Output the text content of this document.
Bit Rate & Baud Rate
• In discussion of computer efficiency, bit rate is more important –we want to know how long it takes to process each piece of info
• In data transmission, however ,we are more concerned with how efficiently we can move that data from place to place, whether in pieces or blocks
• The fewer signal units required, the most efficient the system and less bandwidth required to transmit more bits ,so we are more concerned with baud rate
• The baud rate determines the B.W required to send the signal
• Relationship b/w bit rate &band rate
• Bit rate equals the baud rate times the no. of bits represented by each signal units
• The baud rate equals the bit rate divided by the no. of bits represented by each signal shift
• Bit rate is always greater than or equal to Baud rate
....................
#### EXERCISE INSTRUCTIONS:
Count the lines of the data that include the string "each", and give only that number.

#### RESPONSE:
3